■ **What you need to do**: Working from the line that contains "Extract the structured" to the final line, transcribe each line exactly. No pictures belong in the copy.

Dataset records:
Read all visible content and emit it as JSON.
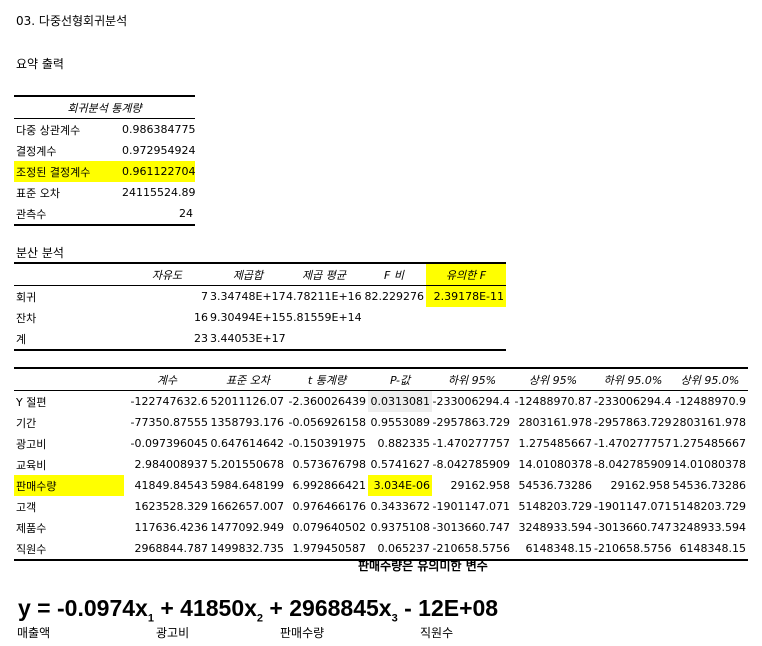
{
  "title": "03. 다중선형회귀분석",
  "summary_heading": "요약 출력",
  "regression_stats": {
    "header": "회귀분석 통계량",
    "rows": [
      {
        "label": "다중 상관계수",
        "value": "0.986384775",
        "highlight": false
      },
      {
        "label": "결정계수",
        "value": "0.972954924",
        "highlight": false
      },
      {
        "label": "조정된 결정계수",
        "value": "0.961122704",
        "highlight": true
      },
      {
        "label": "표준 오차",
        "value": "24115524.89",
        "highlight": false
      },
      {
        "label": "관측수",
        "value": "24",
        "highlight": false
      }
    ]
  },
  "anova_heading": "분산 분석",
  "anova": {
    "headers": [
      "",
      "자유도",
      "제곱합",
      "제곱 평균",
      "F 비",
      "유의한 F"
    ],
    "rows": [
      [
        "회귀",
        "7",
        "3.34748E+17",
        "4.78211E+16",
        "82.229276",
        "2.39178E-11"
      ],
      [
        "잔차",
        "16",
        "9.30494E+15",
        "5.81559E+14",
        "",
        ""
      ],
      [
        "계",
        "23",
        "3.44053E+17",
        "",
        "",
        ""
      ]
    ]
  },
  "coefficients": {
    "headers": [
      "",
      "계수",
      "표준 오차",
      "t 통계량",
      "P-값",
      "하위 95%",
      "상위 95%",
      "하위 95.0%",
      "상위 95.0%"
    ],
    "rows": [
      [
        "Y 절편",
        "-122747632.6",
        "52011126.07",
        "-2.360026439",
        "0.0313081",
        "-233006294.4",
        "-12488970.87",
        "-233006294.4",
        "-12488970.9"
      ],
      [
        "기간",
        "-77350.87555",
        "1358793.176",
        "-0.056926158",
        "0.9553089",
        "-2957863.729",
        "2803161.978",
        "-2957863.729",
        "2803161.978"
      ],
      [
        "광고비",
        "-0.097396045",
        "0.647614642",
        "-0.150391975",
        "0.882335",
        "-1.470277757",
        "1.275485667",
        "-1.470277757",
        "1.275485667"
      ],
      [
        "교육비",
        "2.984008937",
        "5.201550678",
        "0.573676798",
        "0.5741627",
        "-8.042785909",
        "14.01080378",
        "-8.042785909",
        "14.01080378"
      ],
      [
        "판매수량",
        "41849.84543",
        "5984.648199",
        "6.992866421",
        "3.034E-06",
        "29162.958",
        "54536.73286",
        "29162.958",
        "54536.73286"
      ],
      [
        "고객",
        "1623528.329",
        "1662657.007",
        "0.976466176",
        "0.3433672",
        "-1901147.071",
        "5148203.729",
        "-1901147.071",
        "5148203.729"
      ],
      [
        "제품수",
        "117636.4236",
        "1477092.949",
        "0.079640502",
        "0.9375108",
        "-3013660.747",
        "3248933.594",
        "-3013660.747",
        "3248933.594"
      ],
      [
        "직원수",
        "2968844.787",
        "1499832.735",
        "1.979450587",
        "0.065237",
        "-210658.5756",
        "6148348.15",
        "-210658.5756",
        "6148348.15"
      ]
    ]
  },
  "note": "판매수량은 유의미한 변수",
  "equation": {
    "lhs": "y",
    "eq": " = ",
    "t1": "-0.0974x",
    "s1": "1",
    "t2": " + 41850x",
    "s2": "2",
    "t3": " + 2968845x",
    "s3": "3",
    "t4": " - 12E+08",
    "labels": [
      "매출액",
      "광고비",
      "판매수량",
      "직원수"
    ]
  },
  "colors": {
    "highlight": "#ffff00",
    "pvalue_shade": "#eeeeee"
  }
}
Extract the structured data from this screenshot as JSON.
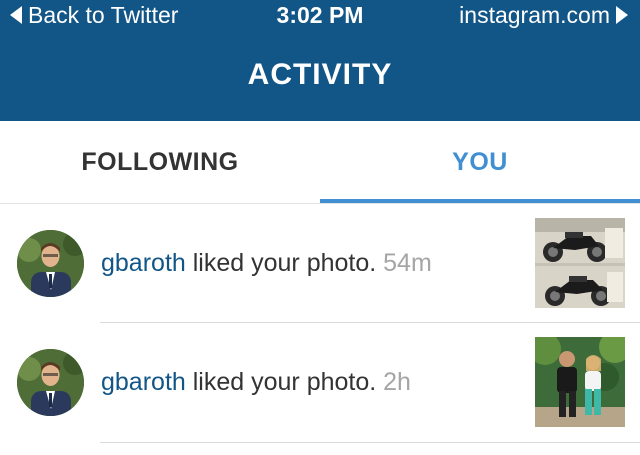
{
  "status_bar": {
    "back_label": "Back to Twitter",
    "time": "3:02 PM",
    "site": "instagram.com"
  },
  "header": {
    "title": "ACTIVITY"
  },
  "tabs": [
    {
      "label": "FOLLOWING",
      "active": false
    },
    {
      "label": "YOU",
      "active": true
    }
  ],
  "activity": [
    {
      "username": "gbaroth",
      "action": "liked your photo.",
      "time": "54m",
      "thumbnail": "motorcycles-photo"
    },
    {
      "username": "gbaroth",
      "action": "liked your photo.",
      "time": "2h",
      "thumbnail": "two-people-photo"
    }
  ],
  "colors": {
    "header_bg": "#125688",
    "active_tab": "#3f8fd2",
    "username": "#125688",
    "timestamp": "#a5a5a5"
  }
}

■ **Result of this exercise**:
Extract the structured data from this screenshot as JSON.
{
  "status_bar": {
    "back_label": "Back to Twitter",
    "time": "3:02 PM",
    "site": "instagram.com"
  },
  "header": {
    "title": "ACTIVITY"
  },
  "tabs": [
    {
      "label": "FOLLOWING",
      "active": false
    },
    {
      "label": "YOU",
      "active": true
    }
  ],
  "activity": [
    {
      "username": "gbaroth",
      "action": "liked your photo.",
      "time": "54m",
      "thumbnail": "motorcycles-photo"
    },
    {
      "username": "gbaroth",
      "action": "liked your photo.",
      "time": "2h",
      "thumbnail": "two-people-photo"
    }
  ],
  "colors": {
    "header_bg": "#125688",
    "active_tab": "#3f8fd2",
    "username": "#125688",
    "timestamp": "#a5a5a5"
  }
}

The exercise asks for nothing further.